• Input
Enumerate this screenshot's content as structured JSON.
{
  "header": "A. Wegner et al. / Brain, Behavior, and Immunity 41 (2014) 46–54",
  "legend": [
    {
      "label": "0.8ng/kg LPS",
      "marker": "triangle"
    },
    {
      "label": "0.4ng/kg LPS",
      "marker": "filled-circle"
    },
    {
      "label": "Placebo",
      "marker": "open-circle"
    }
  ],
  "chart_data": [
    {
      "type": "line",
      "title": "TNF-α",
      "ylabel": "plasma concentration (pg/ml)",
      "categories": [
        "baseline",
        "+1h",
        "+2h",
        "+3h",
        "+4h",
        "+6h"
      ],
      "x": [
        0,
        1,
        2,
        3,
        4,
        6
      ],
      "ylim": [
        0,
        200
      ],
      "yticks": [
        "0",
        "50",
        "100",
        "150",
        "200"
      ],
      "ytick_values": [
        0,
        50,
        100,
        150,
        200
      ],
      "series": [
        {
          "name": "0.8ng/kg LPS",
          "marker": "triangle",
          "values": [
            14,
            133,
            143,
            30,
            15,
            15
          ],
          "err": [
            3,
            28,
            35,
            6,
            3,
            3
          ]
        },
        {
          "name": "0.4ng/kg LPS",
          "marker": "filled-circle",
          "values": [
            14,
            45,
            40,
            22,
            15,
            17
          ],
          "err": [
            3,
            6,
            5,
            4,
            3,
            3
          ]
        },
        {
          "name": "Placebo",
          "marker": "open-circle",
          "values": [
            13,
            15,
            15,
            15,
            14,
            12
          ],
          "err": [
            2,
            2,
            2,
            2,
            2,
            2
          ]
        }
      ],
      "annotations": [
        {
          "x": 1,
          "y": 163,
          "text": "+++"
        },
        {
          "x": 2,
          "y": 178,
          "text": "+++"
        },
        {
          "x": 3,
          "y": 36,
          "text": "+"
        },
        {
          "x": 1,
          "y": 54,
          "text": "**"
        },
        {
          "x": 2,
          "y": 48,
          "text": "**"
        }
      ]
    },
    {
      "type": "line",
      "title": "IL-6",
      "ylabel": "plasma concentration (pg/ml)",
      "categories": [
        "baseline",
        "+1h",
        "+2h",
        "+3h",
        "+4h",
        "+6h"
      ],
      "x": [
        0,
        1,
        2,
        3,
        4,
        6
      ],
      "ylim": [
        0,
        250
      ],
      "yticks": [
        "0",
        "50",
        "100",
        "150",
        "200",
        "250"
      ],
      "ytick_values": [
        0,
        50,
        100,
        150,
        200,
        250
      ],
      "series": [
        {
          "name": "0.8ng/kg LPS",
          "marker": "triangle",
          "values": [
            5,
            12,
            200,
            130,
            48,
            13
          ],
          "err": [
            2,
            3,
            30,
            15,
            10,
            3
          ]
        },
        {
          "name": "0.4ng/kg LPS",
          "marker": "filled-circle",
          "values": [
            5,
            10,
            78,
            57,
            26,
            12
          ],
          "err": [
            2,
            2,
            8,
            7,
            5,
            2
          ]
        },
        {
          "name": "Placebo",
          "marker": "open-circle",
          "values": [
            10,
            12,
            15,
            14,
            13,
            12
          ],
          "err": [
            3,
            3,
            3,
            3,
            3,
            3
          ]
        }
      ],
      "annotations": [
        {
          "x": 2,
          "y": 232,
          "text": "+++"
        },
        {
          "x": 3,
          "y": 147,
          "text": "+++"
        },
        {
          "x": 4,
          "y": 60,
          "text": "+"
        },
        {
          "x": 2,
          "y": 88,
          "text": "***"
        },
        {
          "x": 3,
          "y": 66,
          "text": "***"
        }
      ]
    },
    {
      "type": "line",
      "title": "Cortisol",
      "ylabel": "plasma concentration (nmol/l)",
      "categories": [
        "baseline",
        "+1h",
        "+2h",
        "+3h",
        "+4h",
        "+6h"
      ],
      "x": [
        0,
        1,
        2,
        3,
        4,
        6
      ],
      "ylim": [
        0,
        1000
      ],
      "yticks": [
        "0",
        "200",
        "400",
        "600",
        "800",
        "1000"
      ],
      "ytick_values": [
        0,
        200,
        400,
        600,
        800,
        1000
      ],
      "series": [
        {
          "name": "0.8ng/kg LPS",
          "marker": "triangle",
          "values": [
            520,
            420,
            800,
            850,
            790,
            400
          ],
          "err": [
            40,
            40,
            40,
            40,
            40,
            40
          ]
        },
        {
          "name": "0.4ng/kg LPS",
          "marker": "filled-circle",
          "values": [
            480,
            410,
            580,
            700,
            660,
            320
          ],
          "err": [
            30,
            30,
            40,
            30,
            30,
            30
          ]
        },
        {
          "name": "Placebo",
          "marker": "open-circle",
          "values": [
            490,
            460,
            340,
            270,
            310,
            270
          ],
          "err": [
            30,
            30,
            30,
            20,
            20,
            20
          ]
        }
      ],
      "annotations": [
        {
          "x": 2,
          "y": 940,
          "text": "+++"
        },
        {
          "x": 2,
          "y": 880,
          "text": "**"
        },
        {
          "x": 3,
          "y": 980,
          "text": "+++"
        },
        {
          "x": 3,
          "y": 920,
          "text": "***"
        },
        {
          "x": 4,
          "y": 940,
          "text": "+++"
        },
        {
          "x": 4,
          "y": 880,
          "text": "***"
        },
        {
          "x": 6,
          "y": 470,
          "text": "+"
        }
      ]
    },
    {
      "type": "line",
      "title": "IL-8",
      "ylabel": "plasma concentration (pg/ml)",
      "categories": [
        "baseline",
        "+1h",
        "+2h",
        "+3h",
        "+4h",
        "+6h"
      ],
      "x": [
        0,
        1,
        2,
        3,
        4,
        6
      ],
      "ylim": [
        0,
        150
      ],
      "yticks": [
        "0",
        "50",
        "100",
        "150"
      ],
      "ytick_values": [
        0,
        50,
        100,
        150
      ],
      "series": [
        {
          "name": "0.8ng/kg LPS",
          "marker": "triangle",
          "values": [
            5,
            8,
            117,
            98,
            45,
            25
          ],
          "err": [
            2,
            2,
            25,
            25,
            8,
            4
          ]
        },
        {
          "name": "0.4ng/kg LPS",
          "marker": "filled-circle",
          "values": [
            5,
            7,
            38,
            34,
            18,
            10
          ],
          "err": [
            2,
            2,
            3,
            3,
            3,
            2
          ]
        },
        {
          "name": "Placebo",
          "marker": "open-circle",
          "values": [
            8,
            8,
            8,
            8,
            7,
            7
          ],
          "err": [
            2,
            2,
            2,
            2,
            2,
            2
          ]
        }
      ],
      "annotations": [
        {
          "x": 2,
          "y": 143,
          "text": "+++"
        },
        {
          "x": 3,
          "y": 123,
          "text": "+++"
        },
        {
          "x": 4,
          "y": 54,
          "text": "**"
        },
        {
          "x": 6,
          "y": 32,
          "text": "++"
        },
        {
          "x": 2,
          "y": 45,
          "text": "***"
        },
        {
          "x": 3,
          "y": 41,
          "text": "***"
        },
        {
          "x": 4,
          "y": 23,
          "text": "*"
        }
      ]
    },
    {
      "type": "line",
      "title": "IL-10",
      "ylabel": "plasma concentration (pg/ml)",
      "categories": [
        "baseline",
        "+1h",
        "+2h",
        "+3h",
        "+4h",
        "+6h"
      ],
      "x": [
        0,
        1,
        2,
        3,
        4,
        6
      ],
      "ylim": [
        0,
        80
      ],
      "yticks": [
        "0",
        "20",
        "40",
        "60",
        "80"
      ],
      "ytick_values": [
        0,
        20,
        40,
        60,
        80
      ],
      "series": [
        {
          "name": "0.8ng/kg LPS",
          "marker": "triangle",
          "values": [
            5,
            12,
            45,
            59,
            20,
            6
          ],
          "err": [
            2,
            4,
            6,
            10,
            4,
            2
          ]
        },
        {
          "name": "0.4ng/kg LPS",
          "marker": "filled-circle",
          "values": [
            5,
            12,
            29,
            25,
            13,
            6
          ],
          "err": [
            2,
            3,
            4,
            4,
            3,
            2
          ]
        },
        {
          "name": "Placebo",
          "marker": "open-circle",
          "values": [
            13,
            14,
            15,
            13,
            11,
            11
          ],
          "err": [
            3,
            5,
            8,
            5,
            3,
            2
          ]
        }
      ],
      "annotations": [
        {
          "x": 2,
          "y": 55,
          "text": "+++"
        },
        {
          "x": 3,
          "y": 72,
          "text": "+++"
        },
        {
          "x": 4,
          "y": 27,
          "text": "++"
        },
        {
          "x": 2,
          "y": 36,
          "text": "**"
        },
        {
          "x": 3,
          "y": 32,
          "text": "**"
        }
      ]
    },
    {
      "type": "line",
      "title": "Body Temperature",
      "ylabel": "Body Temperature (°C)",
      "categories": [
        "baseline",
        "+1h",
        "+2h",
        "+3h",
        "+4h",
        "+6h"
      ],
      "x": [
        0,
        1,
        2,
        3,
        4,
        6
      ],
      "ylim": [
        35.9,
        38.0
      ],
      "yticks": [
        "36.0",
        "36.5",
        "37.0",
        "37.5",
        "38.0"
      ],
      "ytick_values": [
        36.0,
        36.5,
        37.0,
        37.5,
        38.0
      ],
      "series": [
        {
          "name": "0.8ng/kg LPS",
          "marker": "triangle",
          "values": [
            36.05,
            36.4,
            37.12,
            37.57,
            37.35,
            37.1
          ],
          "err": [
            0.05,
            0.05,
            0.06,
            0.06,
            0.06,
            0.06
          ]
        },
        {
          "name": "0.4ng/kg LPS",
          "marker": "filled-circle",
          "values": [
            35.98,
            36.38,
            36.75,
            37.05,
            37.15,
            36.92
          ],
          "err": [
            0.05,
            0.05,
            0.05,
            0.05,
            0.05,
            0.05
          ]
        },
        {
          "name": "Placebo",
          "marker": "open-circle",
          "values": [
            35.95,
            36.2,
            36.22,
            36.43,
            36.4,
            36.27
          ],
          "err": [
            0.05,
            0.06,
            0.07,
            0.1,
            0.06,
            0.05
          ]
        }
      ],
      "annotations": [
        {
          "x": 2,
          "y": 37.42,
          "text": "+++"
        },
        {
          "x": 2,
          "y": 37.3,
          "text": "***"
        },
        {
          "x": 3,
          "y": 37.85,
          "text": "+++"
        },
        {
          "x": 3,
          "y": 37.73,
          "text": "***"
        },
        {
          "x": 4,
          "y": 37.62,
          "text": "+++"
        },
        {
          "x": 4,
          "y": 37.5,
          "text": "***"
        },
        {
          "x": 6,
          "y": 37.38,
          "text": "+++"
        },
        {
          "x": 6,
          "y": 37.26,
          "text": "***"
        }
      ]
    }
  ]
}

• The request
Return only the number of lines in the entries that contain the string "title".

• The result
6